Supplied data —
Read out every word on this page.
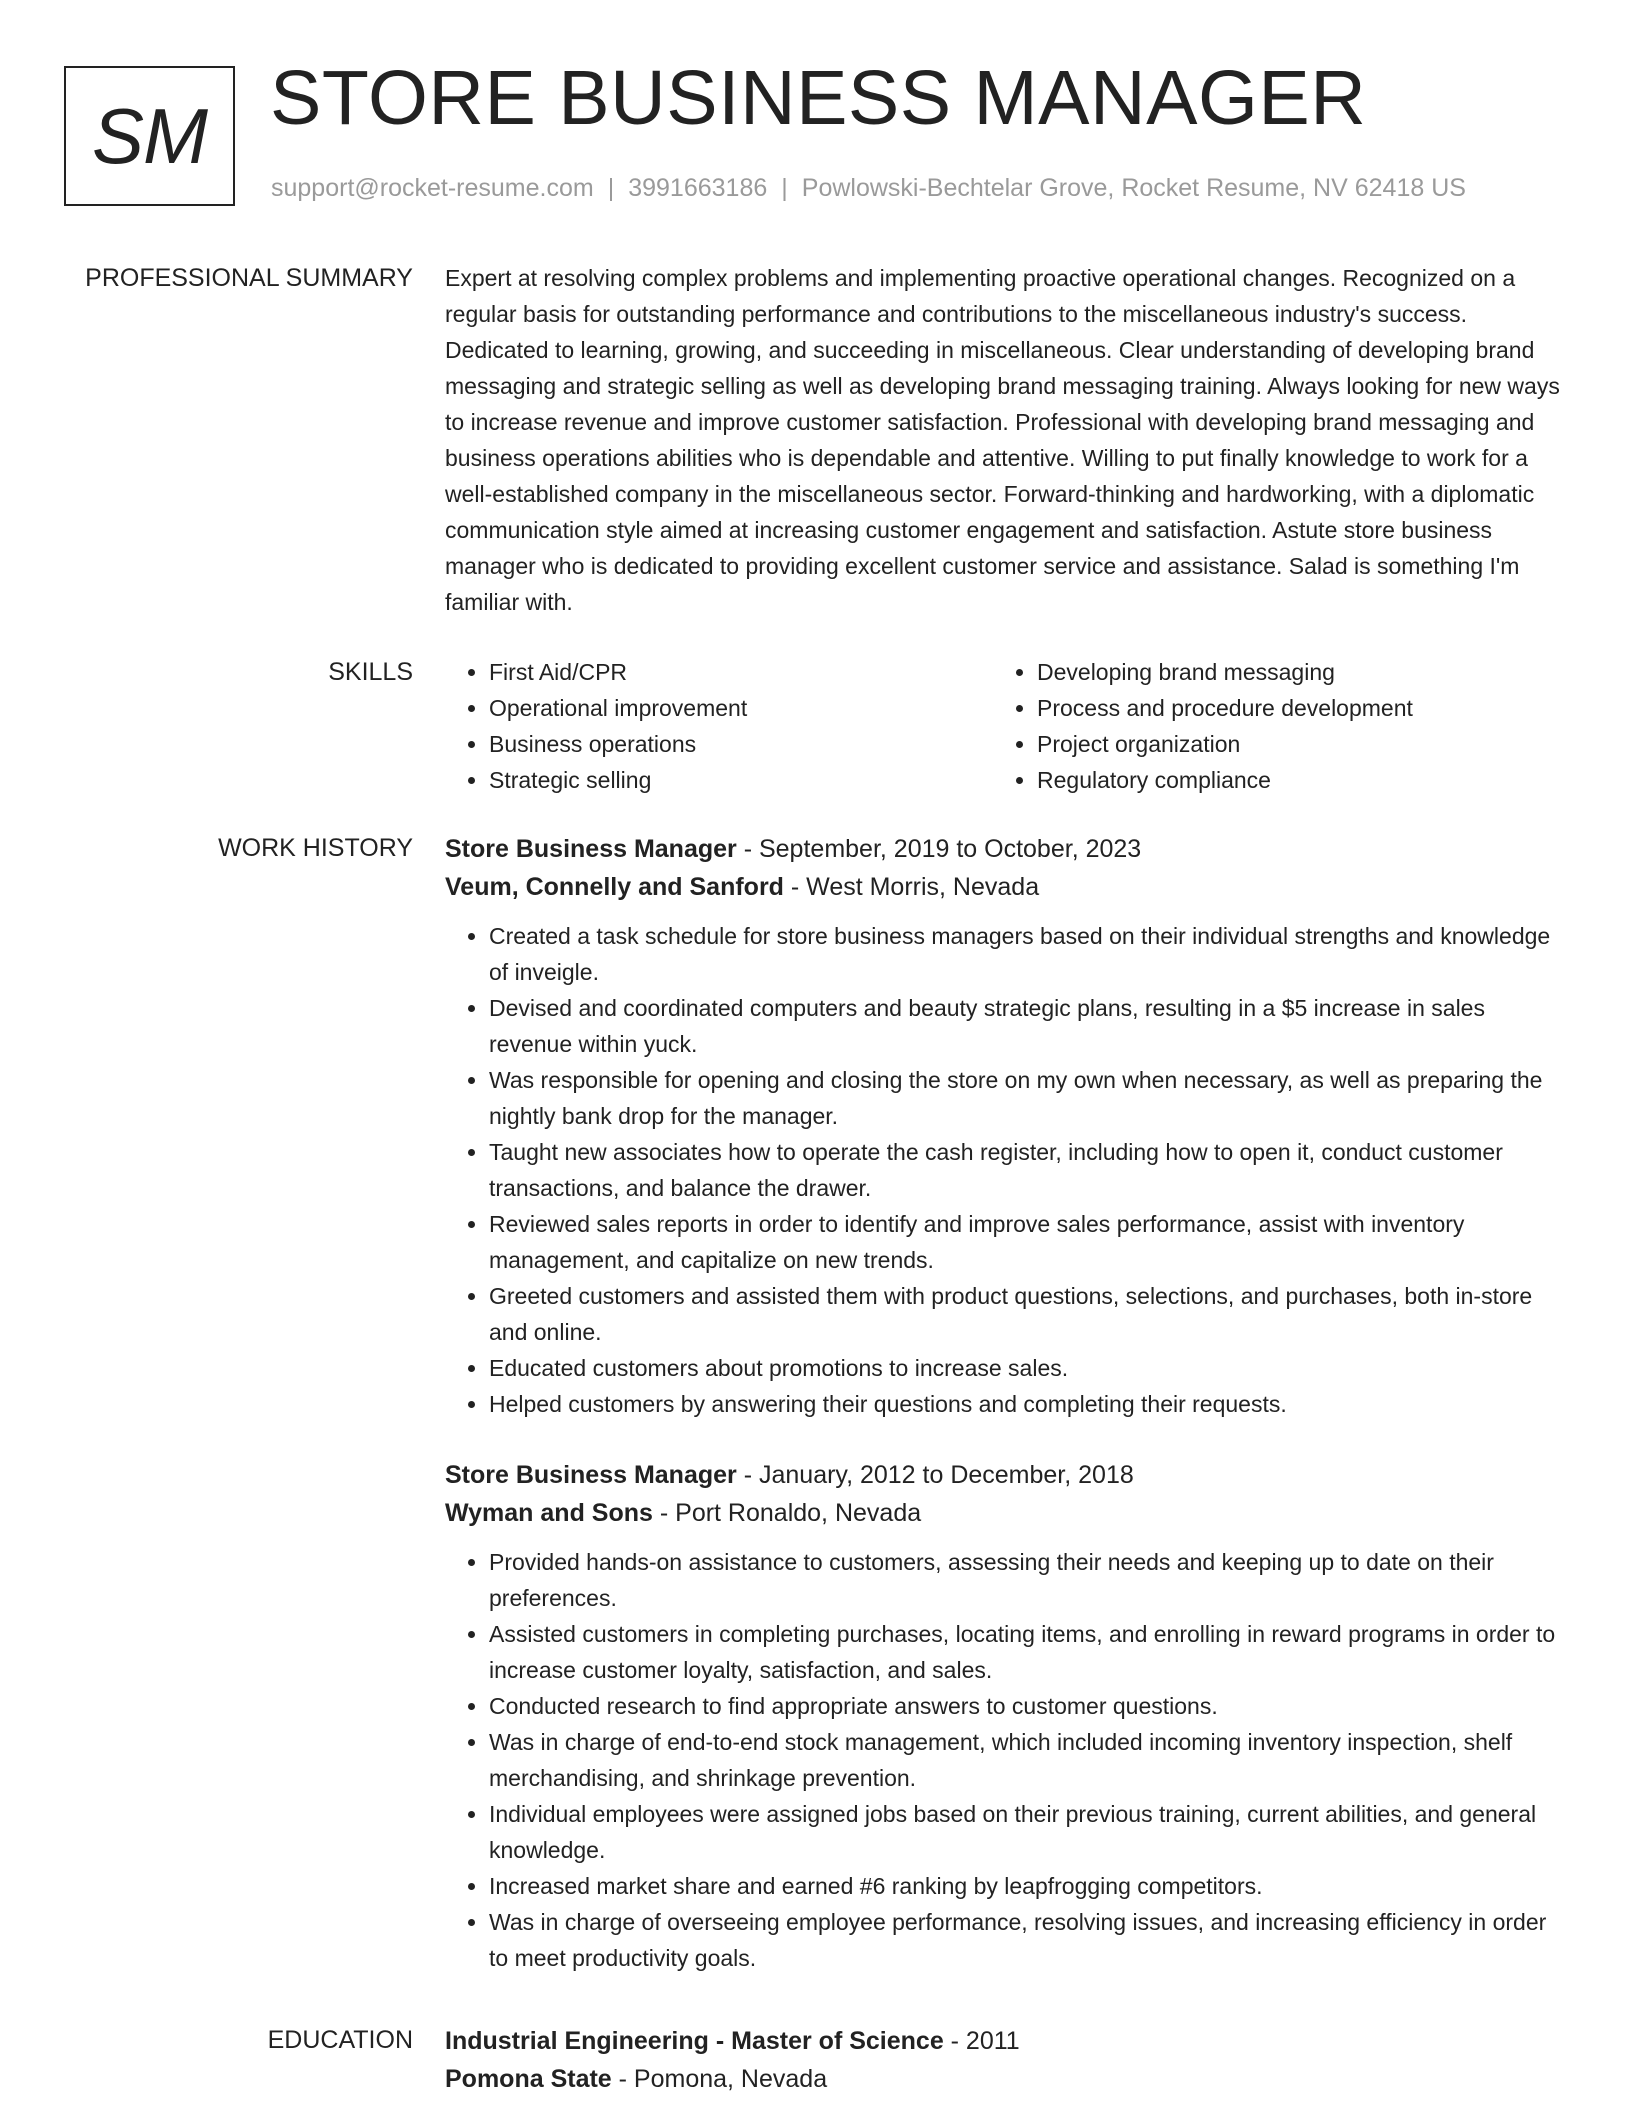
SM STORE BUSINESS MANAGER
support@rocket-resume.com | 3991663186 | Powlowski-Bechtelar Grove, Rocket Resume, NV 62418 US
PROFESSIONAL SUMMARY Expert at resolving complex problems and implementing proactive operational changes. Recognized on a regular basis for outstanding performance and contributions to the miscellaneous industry's success. Dedicated to learning, growing, and succeeding in miscellaneous. Clear understanding of developing brand messaging and strategic selling as well as developing brand messaging training. Always looking for new ways to increase revenue and improve customer satisfaction. Professional with developing brand messaging and business operations abilities who is dependable and attentive. Willing to put finally knowledge to work for a well-established company in the miscellaneous sector. Forward-thinking and hardworking, with a diplomatic communication style aimed at increasing customer engagement and satisfaction. Astute store business manager who is dedicated to providing excellent customer service and assistance. Salad is something I'm familiar with.

SKILLS
•	First Aid/CPR
• Operational improvement
• Business operations
• Strategic selling
• Developing brand messaging
• Process and procedure development
• Project organization
• Regulatory compliance
WORK HISTORY Store Business Manager - September, 2019 to October, 2023
Veum, Connelly and Sanford - West Morris, Nevada
• Created a task schedule for store business managers based on their individual strengths and knowledge of inveigle.
• Devised and coordinated computers and beauty strategic plans, resulting in a $5 increase in sales revenue within yuck.
• Was responsible for opening and closing the store on my own when necessary, as well as preparing the nightly bank drop for the manager.
• Taught new associates how to operate the cash register, including how to open it, conduct customer transactions, and balance the drawer.
• Reviewed sales reports in order to identify and improve sales performance, assist with inventory management, and capitalize on new trends.
• Greeted customers and assisted them with product questions, selections, and purchases, both in-store and online.
• Educated customers about promotions to increase sales.
• Helped customers by answering their questions and completing their requests.
Store Business Manager - January, 2012 to December, 2018
Wyman and Sons - Port Ronaldo, Nevada
• Provided hands-on assistance to customers, assessing their needs and keeping up to date on their preferences.
• Assisted customers in completing purchases, locating items, and enrolling in reward programs in order to increase customer loyalty, satisfaction, and sales.
• Conducted research to find appropriate answers to customer questions.
• Was in charge of end-to-end stock management, which included incoming inventory inspection, shelf merchandising, and shrinkage prevention.
• Individual employees were assigned jobs based on their previous training, current abilities, and general knowledge.
• Increased market share and earned #6 ranking by leapfrogging competitors.
• Was in charge of overseeing employee performance, resolving issues, and increasing efficiency in order to meet productivity goals.
EDUCATION Industrial Engineering - Master of Science - 2011
Pomona State - Pomona, Nevada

Objective — Repeat all of the data above word for word, minus the pictures.

Task answer —
Read out every word on this page.
SM STORE BUSINESS MANAGER
support@rocket-resume.com | 3991663186 | Powlowski-Bechtelar Grove, Rocket Resume, NV 62418 US
PROFESSIONAL SUMMARY Expert at resolving complex problems and implementing proactive operational changes. Recognized on a regular basis for outstanding performance and contributions to the miscellaneous industry's success. Dedicated to learning, growing, and succeeding in miscellaneous. Clear understanding of developing brand messaging and strategic selling as well as developing brand messaging training. Always looking for new ways to increase revenue and improve customer satisfaction. Professional with developing brand messaging and business operations abilities who is dependable and attentive. Willing to put finally knowledge to work for a well-established company in the miscellaneous sector. Forward-thinking and hardworking, with a diplomatic communication style aimed at increasing customer engagement and satisfaction. Astute store business manager who is dedicated to providing excellent customer service and assistance. Salad is something I'm familiar with.

SKILLS
•	First Aid/CPR
• Operational improvement
• Business operations
• Strategic selling
• Developing brand messaging
• Process and procedure development
• Project organization
• Regulatory compliance
WORK HISTORY Store Business Manager - September, 2019 to October, 2023
Veum, Connelly and Sanford - West Morris, Nevada
• Created a task schedule for store business managers based on their individual strengths and knowledge of inveigle.
• Devised and coordinated computers and beauty strategic plans, resulting in a $5 increase in sales revenue within yuck.
• Was responsible for opening and closing the store on my own when necessary, as well as preparing the nightly bank drop for the manager.
• Taught new associates how to operate the cash register, including how to open it, conduct customer transactions, and balance the drawer.
• Reviewed sales reports in order to identify and improve sales performance, assist with inventory management, and capitalize on new trends.
• Greeted customers and assisted them with product questions, selections, and purchases, both in-store and online.
• Educated customers about promotions to increase sales.
• Helped customers by answering their questions and completing their requests.
Store Business Manager - January, 2012 to December, 2018
Wyman and Sons - Port Ronaldo, Nevada
• Provided hands-on assistance to customers, assessing their needs and keeping up to date on their preferences.
• Assisted customers in completing purchases, locating items, and enrolling in reward programs in order to increase customer loyalty, satisfaction, and sales.
• Conducted research to find appropriate answers to customer questions.
• Was in charge of end-to-end stock management, which included incoming inventory inspection, shelf merchandising, and shrinkage prevention.
• Individual employees were assigned jobs based on their previous training, current abilities, and general knowledge.
• Increased market share and earned #6 ranking by leapfrogging competitors.
• Was in charge of overseeing employee performance, resolving issues, and increasing efficiency in order to meet productivity goals.
EDUCATION Industrial Engineering - Master of Science - 2011
Pomona State - Pomona, Nevada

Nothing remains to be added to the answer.